### Aim of the task
Please transcribe the data that follows without the pictures, keeping every word the same.

━━━━

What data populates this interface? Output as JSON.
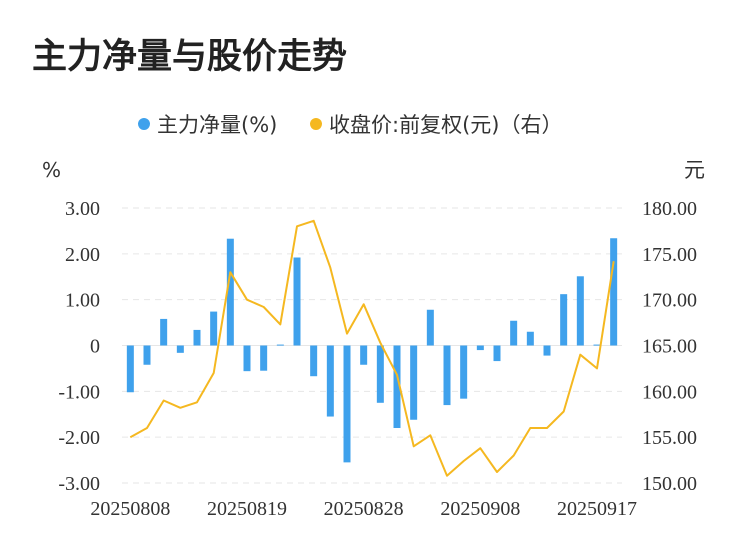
{
  "chart_data": {
    "type": "bar+line",
    "title": "主力净量与股价走势",
    "legend": [
      {
        "label": "主力净量(%)",
        "color": "#3fa1ec",
        "kind": "bar"
      },
      {
        "label": "收盘价:前复权(元)（右）",
        "color": "#f5b820",
        "kind": "line"
      }
    ],
    "left_axis": {
      "unit": "%",
      "ylim": [
        -3,
        3
      ],
      "ticks": [
        3,
        2,
        1,
        0,
        -1,
        -2,
        -3
      ],
      "tick_labels": [
        "3.00",
        "2.00",
        "1.00",
        "0",
        "-1.00",
        "-2.00",
        "-3.00"
      ]
    },
    "right_axis": {
      "unit": "元",
      "ylim": [
        150,
        180
      ],
      "ticks": [
        180,
        175,
        170,
        165,
        160,
        155,
        150
      ],
      "tick_labels": [
        "180.00",
        "175.00",
        "170.00",
        "165.00",
        "160.00",
        "155.00",
        "150.00"
      ]
    },
    "x_tick_labels": [
      {
        "index": 0,
        "label": "20250808"
      },
      {
        "index": 7,
        "label": "20250819"
      },
      {
        "index": 14,
        "label": "20250828"
      },
      {
        "index": 21,
        "label": "20250908"
      },
      {
        "index": 28,
        "label": "20250917"
      }
    ],
    "series": [
      {
        "name": "主力净量(%)",
        "type": "bar",
        "values": [
          -1.02,
          -0.42,
          0.58,
          -0.16,
          0.34,
          0.74,
          2.33,
          -0.56,
          -0.55,
          0.02,
          1.92,
          -0.67,
          -1.55,
          -2.55,
          -0.42,
          -1.25,
          -1.8,
          -1.62,
          0.78,
          -1.3,
          -1.16,
          -0.1,
          -0.34,
          0.54,
          0.3,
          -0.22,
          1.12,
          1.51,
          0.02,
          2.34
        ]
      },
      {
        "name": "收盘价:前复权(元)",
        "type": "line",
        "values": [
          155.0,
          156.0,
          159.0,
          158.2,
          158.8,
          162.0,
          173.0,
          170.0,
          169.2,
          167.3,
          178.0,
          178.6,
          173.5,
          166.3,
          169.5,
          165.3,
          161.8,
          154.0,
          155.2,
          150.8,
          152.4,
          153.8,
          151.2,
          153.0,
          156.0,
          156.0,
          157.8,
          164.0,
          162.5,
          174.2
        ]
      }
    ]
  }
}
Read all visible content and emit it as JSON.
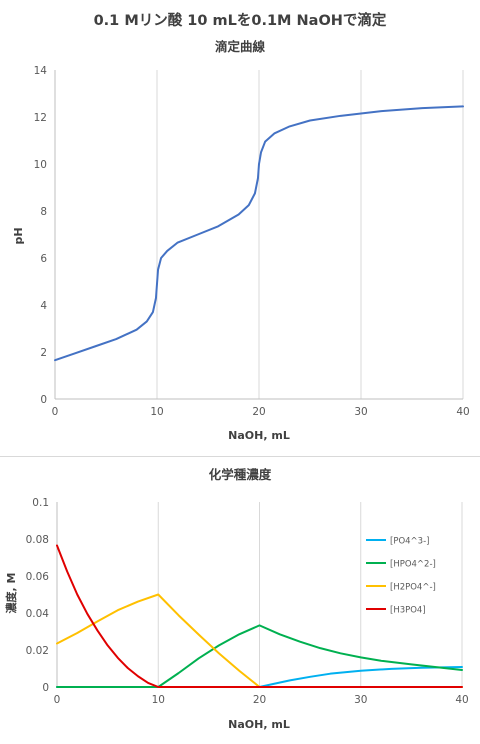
{
  "page_title": "0.1 Mリン酸 10 mLを0.1M NaOHで滴定",
  "chart_data": [
    {
      "type": "line",
      "title": "滴定曲線",
      "xlabel": "NaOH, mL",
      "ylabel": "pH",
      "xlim": [
        0,
        40
      ],
      "ylim": [
        0,
        14
      ],
      "xticks": [
        0,
        10,
        20,
        30,
        40
      ],
      "yticks": [
        0,
        2,
        4,
        6,
        8,
        10,
        12,
        14
      ],
      "grid": "x-major",
      "legend": "none",
      "series": [
        {
          "color": "#4472c4",
          "points": [
            [
              0,
              1.65
            ],
            [
              2,
              1.95
            ],
            [
              4,
              2.25
            ],
            [
              6,
              2.55
            ],
            [
              8,
              2.95
            ],
            [
              9,
              3.3
            ],
            [
              9.6,
              3.7
            ],
            [
              9.9,
              4.3
            ],
            [
              10,
              4.9
            ],
            [
              10.1,
              5.5
            ],
            [
              10.4,
              6.0
            ],
            [
              11,
              6.3
            ],
            [
              12,
              6.65
            ],
            [
              14,
              7.0
            ],
            [
              16,
              7.35
            ],
            [
              18,
              7.85
            ],
            [
              19,
              8.25
            ],
            [
              19.6,
              8.75
            ],
            [
              19.9,
              9.4
            ],
            [
              20,
              10.0
            ],
            [
              20.2,
              10.5
            ],
            [
              20.6,
              10.95
            ],
            [
              21.5,
              11.3
            ],
            [
              23,
              11.6
            ],
            [
              25,
              11.85
            ],
            [
              28,
              12.05
            ],
            [
              32,
              12.25
            ],
            [
              36,
              12.38
            ],
            [
              40,
              12.45
            ]
          ]
        }
      ]
    },
    {
      "type": "line",
      "title": "化学種濃度",
      "xlabel": "NaOH, mL",
      "ylabel": "濃度, M",
      "xlim": [
        0,
        40
      ],
      "ylim": [
        0,
        0.1
      ],
      "xticks": [
        0,
        10,
        20,
        30,
        40
      ],
      "yticks": [
        0,
        0.02,
        0.04,
        0.06,
        0.08,
        0.1
      ],
      "ytick_labels": [
        "0",
        "0.02",
        "0.04",
        "0.06",
        "0.08",
        "0.1"
      ],
      "grid": "x-major",
      "legend": "right",
      "series": [
        {
          "name": "[PO4^3-]",
          "color": "#00b0f0",
          "points": [
            [
              0,
              0
            ],
            [
              20,
              0
            ],
            [
              21,
              0.0012
            ],
            [
              23,
              0.0036
            ],
            [
              25,
              0.0055
            ],
            [
              27,
              0.0072
            ],
            [
              30,
              0.0088
            ],
            [
              33,
              0.0098
            ],
            [
              36,
              0.0104
            ],
            [
              40,
              0.0108
            ]
          ]
        },
        {
          "name": "[HPO4^2-]",
          "color": "#00b050",
          "points": [
            [
              0,
              0
            ],
            [
              10,
              0
            ],
            [
              12,
              0.0075
            ],
            [
              14,
              0.0155
            ],
            [
              16,
              0.0225
            ],
            [
              18,
              0.0285
            ],
            [
              20,
              0.0333
            ],
            [
              22,
              0.0285
            ],
            [
              24,
              0.0245
            ],
            [
              26,
              0.021
            ],
            [
              28,
              0.0182
            ],
            [
              30,
              0.016
            ],
            [
              32,
              0.0142
            ],
            [
              35,
              0.0122
            ],
            [
              38,
              0.0104
            ],
            [
              40,
              0.0092
            ]
          ]
        },
        {
          "name": "[H2PO4^-]",
          "color": "#ffc000",
          "points": [
            [
              0,
              0.0235
            ],
            [
              2,
              0.0292
            ],
            [
              4,
              0.0355
            ],
            [
              6,
              0.0415
            ],
            [
              8,
              0.0462
            ],
            [
              10,
              0.05
            ],
            [
              12,
              0.0388
            ],
            [
              14,
              0.0283
            ],
            [
              16,
              0.0182
            ],
            [
              18,
              0.0088
            ],
            [
              20,
              0
            ],
            [
              40,
              0
            ]
          ]
        },
        {
          "name": "[H3PO4]",
          "color": "#e00000",
          "points": [
            [
              0,
              0.0765
            ],
            [
              1,
              0.0625
            ],
            [
              2,
              0.05
            ],
            [
              3,
              0.0395
            ],
            [
              4,
              0.0305
            ],
            [
              5,
              0.0225
            ],
            [
              6,
              0.0158
            ],
            [
              7,
              0.0102
            ],
            [
              8,
              0.0058
            ],
            [
              9,
              0.0022
            ],
            [
              10,
              0
            ],
            [
              40,
              0
            ]
          ]
        }
      ]
    }
  ]
}
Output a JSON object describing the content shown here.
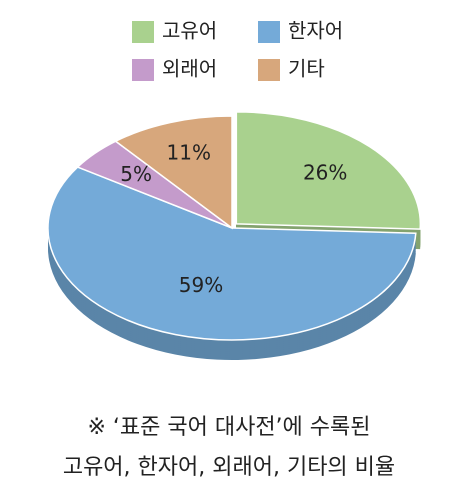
{
  "chart_data": {
    "type": "pie",
    "categories": [
      "고유어",
      "한자어",
      "외래어",
      "기타"
    ],
    "values": [
      26,
      59,
      5,
      11
    ],
    "value_labels": [
      "26%",
      "59%",
      "5%",
      "11%"
    ],
    "colors": [
      "#a9d18e",
      "#74aad8",
      "#c49bcb",
      "#d7a77c"
    ],
    "legend": "top",
    "caption": [
      "※ ‘표준 국어 대사전’에 수록된",
      "고유어, 한자어, 외래어, 기타의 비율"
    ]
  }
}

━━━━

### Written answer
What data populates this interface? Output as JSON.
{
  "chart_data": {
    "type": "bar+line",
    "title": "主力净量与股价走势",
    "legend": [
      {
        "label": "主力净量(%)",
        "color": "#3fa1ec",
        "kind": "bar"
      },
      {
        "label": "收盘价:前复权(元)（右）",
        "color": "#f5b820",
        "kind": "line"
      }
    ],
    "left_axis": {
      "unit": "%",
      "ylim": [
        -3,
        3
      ],
      "ticks": [
        3,
        2,
        1,
        0,
        -1,
        -2,
        -3
      ],
      "tick_labels": [
        "3.00",
        "2.00",
        "1.00",
        "0",
        "-1.00",
        "-2.00",
        "-3.00"
      ]
    },
    "right_axis": {
      "unit": "元",
      "ylim": [
        150,
        180
      ],
      "ticks": [
        180,
        175,
        170,
        165,
        160,
        155,
        150
      ],
      "tick_labels": [
        "180.00",
        "175.00",
        "170.00",
        "165.00",
        "160.00",
        "155.00",
        "150.00"
      ]
    },
    "x_tick_labels": [
      {
        "index": 0,
        "label": "20250808"
      },
      {
        "index": 7,
        "label": "20250819"
      },
      {
        "index": 14,
        "label": "20250828"
      },
      {
        "index": 21,
        "label": "20250908"
      },
      {
        "index": 28,
        "label": "20250917"
      }
    ],
    "series": [
      {
        "name": "主力净量(%)",
        "type": "bar",
        "values": [
          -1.02,
          -0.42,
          0.58,
          -0.16,
          0.34,
          0.74,
          2.33,
          -0.56,
          -0.55,
          0.02,
          1.92,
          -0.67,
          -1.55,
          -2.55,
          -0.42,
          -1.25,
          -1.8,
          -1.62,
          0.78,
          -1.3,
          -1.16,
          -0.1,
          -0.34,
          0.54,
          0.3,
          -0.22,
          1.12,
          1.51,
          0.02,
          2.34
        ]
      },
      {
        "name": "收盘价:前复权(元)",
        "type": "line",
        "values": [
          155.0,
          156.0,
          159.0,
          158.2,
          158.8,
          162.0,
          173.0,
          170.0,
          169.2,
          167.3,
          178.0,
          178.6,
          173.5,
          166.3,
          169.5,
          165.3,
          161.8,
          154.0,
          155.2,
          150.8,
          152.4,
          153.8,
          151.2,
          153.0,
          156.0,
          156.0,
          157.8,
          164.0,
          162.5,
          174.2
        ]
      }
    ]
  }
}
Read all visible content and emit it as JSON.
{
  "page_title": "0.1 Mリン酸 10 mLを0.1M NaOHで滴定",
  "chart_data": [
    {
      "type": "line",
      "title": "滴定曲線",
      "xlabel": "NaOH, mL",
      "ylabel": "pH",
      "xlim": [
        0,
        40
      ],
      "ylim": [
        0,
        14
      ],
      "xticks": [
        0,
        10,
        20,
        30,
        40
      ],
      "yticks": [
        0,
        2,
        4,
        6,
        8,
        10,
        12,
        14
      ],
      "grid": "x-major",
      "legend": "none",
      "series": [
        {
          "color": "#4472c4",
          "points": [
            [
              0,
              1.65
            ],
            [
              2,
              1.95
            ],
            [
              4,
              2.25
            ],
            [
              6,
              2.55
            ],
            [
              8,
              2.95
            ],
            [
              9,
              3.3
            ],
            [
              9.6,
              3.7
            ],
            [
              9.9,
              4.3
            ],
            [
              10,
              4.9
            ],
            [
              10.1,
              5.5
            ],
            [
              10.4,
              6.0
            ],
            [
              11,
              6.3
            ],
            [
              12,
              6.65
            ],
            [
              14,
              7.0
            ],
            [
              16,
              7.35
            ],
            [
              18,
              7.85
            ],
            [
              19,
              8.25
            ],
            [
              19.6,
              8.75
            ],
            [
              19.9,
              9.4
            ],
            [
              20,
              10.0
            ],
            [
              20.2,
              10.5
            ],
            [
              20.6,
              10.95
            ],
            [
              21.5,
              11.3
            ],
            [
              23,
              11.6
            ],
            [
              25,
              11.85
            ],
            [
              28,
              12.05
            ],
            [
              32,
              12.25
            ],
            [
              36,
              12.38
            ],
            [
              40,
              12.45
            ]
          ]
        }
      ]
    },
    {
      "type": "line",
      "title": "化学種濃度",
      "xlabel": "NaOH, mL",
      "ylabel": "濃度, M",
      "xlim": [
        0,
        40
      ],
      "ylim": [
        0,
        0.1
      ],
      "xticks": [
        0,
        10,
        20,
        30,
        40
      ],
      "yticks": [
        0,
        0.02,
        0.04,
        0.06,
        0.08,
        0.1
      ],
      "ytick_labels": [
        "0",
        "0.02",
        "0.04",
        "0.06",
        "0.08",
        "0.1"
      ],
      "grid": "x-major",
      "legend": "right",
      "series": [
        {
          "name": "[PO4^3-]",
          "color": "#00b0f0",
          "points": [
            [
              0,
              0
            ],
            [
              20,
              0
            ],
            [
              21,
              0.0012
            ],
            [
              23,
              0.0036
            ],
            [
              25,
              0.0055
            ],
            [
              27,
              0.0072
            ],
            [
              30,
              0.0088
            ],
            [
              33,
              0.0098
            ],
            [
              36,
              0.0104
            ],
            [
              40,
              0.0108
            ]
          ]
        },
        {
          "name": "[HPO4^2-]",
          "color": "#00b050",
          "points": [
            [
              0,
              0
            ],
            [
              10,
              0
            ],
            [
              12,
              0.0075
            ],
            [
              14,
              0.0155
            ],
            [
              16,
              0.0225
            ],
            [
              18,
              0.0285
            ],
            [
              20,
              0.0333
            ],
            [
              22,
              0.0285
            ],
            [
              24,
              0.0245
            ],
            [
              26,
              0.021
            ],
            [
              28,
              0.0182
            ],
            [
              30,
              0.016
            ],
            [
              32,
              0.0142
            ],
            [
              35,
              0.0122
            ],
            [
              38,
              0.0104
            ],
            [
              40,
              0.0092
            ]
          ]
        },
        {
          "name": "[H2PO4^-]",
          "color": "#ffc000",
          "points": [
            [
              0,
              0.0235
            ],
            [
              2,
              0.0292
            ],
            [
              4,
              0.0355
            ],
            [
              6,
              0.0415
            ],
            [
              8,
              0.0462
            ],
            [
              10,
              0.05
            ],
            [
              12,
              0.0388
            ],
            [
              14,
              0.0283
            ],
            [
              16,
              0.0182
            ],
            [
              18,
              0.0088
            ],
            [
              20,
              0
            ],
            [
              40,
              0
            ]
          ]
        },
        {
          "name": "[H3PO4]",
          "color": "#e00000",
          "points": [
            [
              0,
              0.0765
            ],
            [
              1,
              0.0625
            ],
            [
              2,
              0.05
            ],
            [
              3,
              0.0395
            ],
            [
              4,
              0.0305
            ],
            [
              5,
              0.0225
            ],
            [
              6,
              0.0158
            ],
            [
              7,
              0.0102
            ],
            [
              8,
              0.0058
            ],
            [
              9,
              0.0022
            ],
            [
              10,
              0
            ],
            [
              40,
              0
            ]
          ]
        }
      ]
    }
  ]
}
Output a JSON object describing the content shown here.
{
  "chart_data": {
    "type": "pie",
    "categories": [
      "고유어",
      "한자어",
      "외래어",
      "기타"
    ],
    "values": [
      26,
      59,
      5,
      11
    ],
    "value_labels": [
      "26%",
      "59%",
      "5%",
      "11%"
    ],
    "colors": [
      "#a9d18e",
      "#74aad8",
      "#c49bcb",
      "#d7a77c"
    ],
    "legend": "top",
    "caption": [
      "※ ‘표준 국어 대사전’에 수록된",
      "고유어, 한자어, 외래어, 기타의 비율"
    ]
  }
}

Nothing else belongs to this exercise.